### What is required
Rewrite the listing below, replacing "bounding boxes" with "bounding rectangles" and leaving everything else unchanged. Omit the pictures from your version.

# Supplied records start

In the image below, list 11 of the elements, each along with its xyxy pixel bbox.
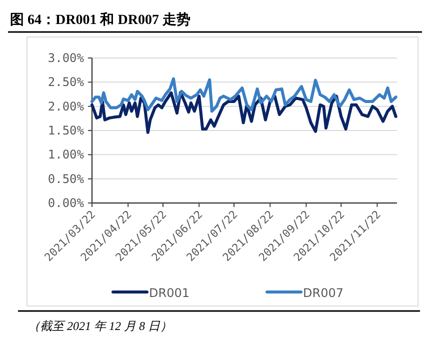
legend-label: DR007 (303, 286, 344, 300)
y-tick-label: 3.00% (48, 51, 85, 65)
y-tick-label: 0.00% (48, 196, 85, 210)
y-tick-label: 2.00% (48, 99, 85, 114)
y-tick-label: 0.50% (48, 172, 85, 186)
chart-title: 图 64：DR001 和 DR007 走势 (10, 12, 190, 28)
y-tick-label: 1.00% (48, 148, 85, 162)
text: （截至 2021 年 12 月 8 日） (28, 319, 172, 333)
y-tick-label: 1.50% (48, 124, 85, 138)
y-tick-label: 2.50% (48, 75, 85, 90)
legend-label: DR001 (149, 286, 190, 300)
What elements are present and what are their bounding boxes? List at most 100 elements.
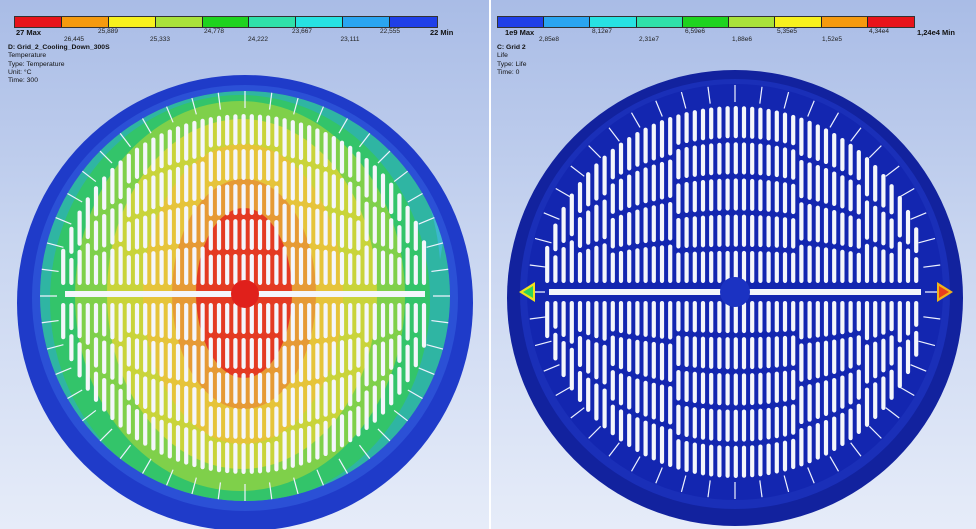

# Supplied records end

### Written answer
In the image below, list 11 of the elements, each along with its xyxy pixel bbox.
legend-label: DR007 (303, 286, 344, 300)
y-tick-label: 3.00% (48, 51, 85, 65)
y-tick-label: 0.00% (48, 196, 85, 210)
y-tick-label: 2.00% (48, 99, 85, 114)
y-tick-label: 0.50% (48, 172, 85, 186)
chart-title: 图 64：DR001 和 DR007 走势 (10, 12, 190, 28)
y-tick-label: 1.00% (48, 148, 85, 162)
text: （截至 2021 年 12 月 8 日） (28, 319, 172, 333)
y-tick-label: 1.50% (48, 124, 85, 138)
y-tick-label: 2.50% (48, 75, 85, 90)
legend-label: DR001 (149, 286, 190, 300)
What elements are present and what are their bounding rectangles? List at most 100 elements.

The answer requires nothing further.